## SET PROBLEM
Only lines holding the word "rate" should be copied from the material.

## DATA ENTRIES
=-=-=-=-=
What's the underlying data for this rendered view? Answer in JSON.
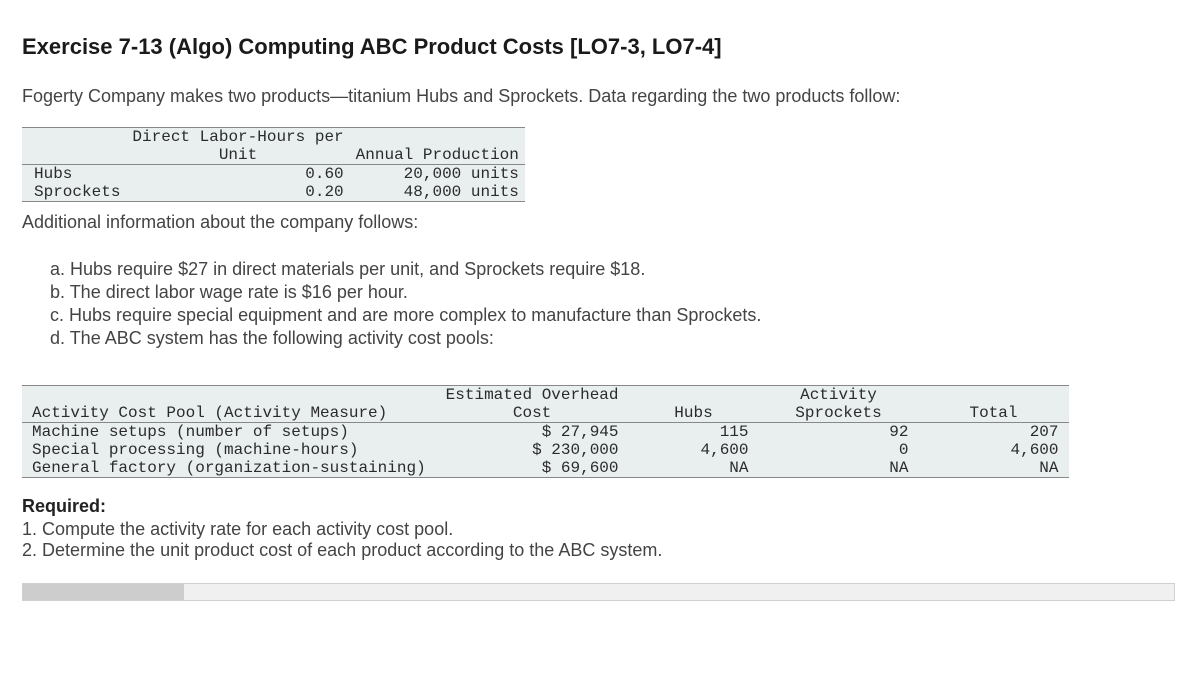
{
  "title": "Exercise 7-13 (Algo) Computing ABC Product Costs [LO7-3, LO7-4]",
  "intro": "Fogerty Company makes two products—titanium Hubs and Sprockets. Data regarding the two products follow:",
  "table1": {
    "col1_header_top": "Direct Labor-Hours per",
    "col1_header_bot": "Unit",
    "col2_header": "Annual Production",
    "rows": [
      {
        "label": "Hubs",
        "dlh": "0.60",
        "prod": "20,000 units"
      },
      {
        "label": "Sprockets",
        "dlh": "0.20",
        "prod": "48,000 units"
      }
    ]
  },
  "subhead": "Additional information about the company follows:",
  "info": {
    "a": "a. Hubs require $27 in direct materials per unit, and Sprockets require $18.",
    "b": "b. The direct labor wage rate is $16 per hour.",
    "c": "c. Hubs require special equipment and are more complex to manufacture than Sprockets.",
    "d": "d. The ABC system has the following activity cost pools:"
  },
  "table2": {
    "h_pool": "Activity Cost Pool (Activity Measure)",
    "h_cost_top": "Estimated Overhead",
    "h_cost_bot": "Cost",
    "h_act_top": "Activity",
    "h_hubs": "Hubs",
    "h_spr": "Sprockets",
    "h_total": "Total",
    "rows": [
      {
        "pool": "Machine setups (number of setups)",
        "cost": "$ 27,945",
        "hubs": "115",
        "spr": "92",
        "total": "207"
      },
      {
        "pool": "Special processing (machine-hours)",
        "cost": "$ 230,000",
        "hubs": "4,600",
        "spr": "0",
        "total": "4,600"
      },
      {
        "pool": "General factory (organization-sustaining)",
        "cost": "$ 69,600",
        "hubs": "NA",
        "spr": "NA",
        "total": "NA"
      }
    ]
  },
  "required": {
    "head": "Required:",
    "r1": "1. Compute the activity rate for each activity cost pool.",
    "r2": "2. Determine the unit product cost of each product according to the ABC system."
  }
}
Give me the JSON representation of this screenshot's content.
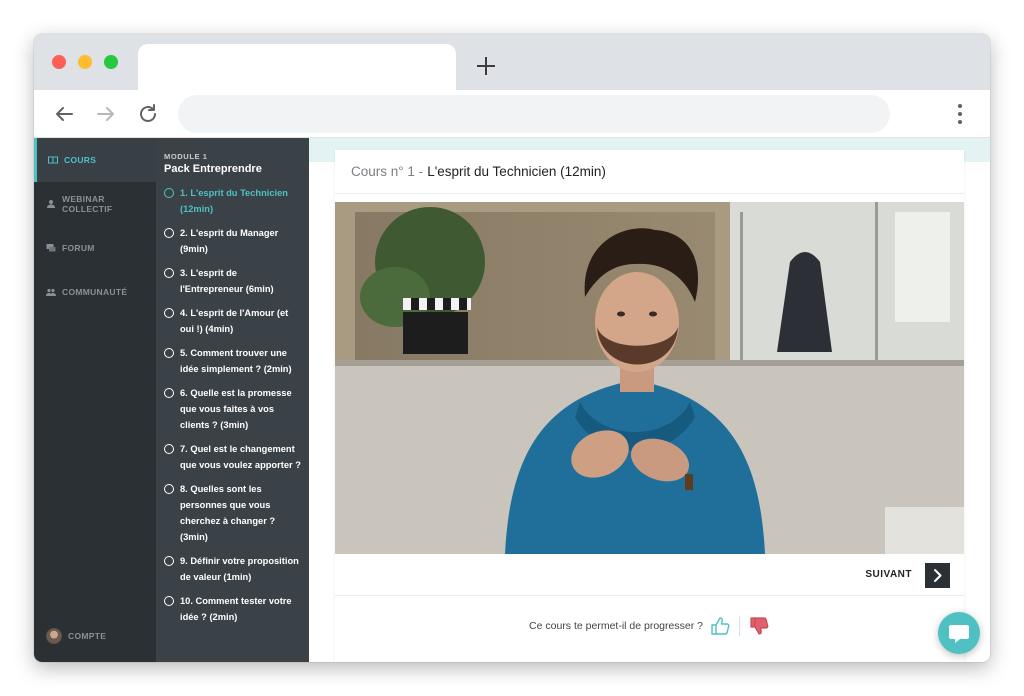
=-=-=-=-=
## FULL RESPONSE
    "b": "b. The direct labor wage rate is $16 per hour.",
    "r1": "1. Compute the activity rate for each activity cost pool.",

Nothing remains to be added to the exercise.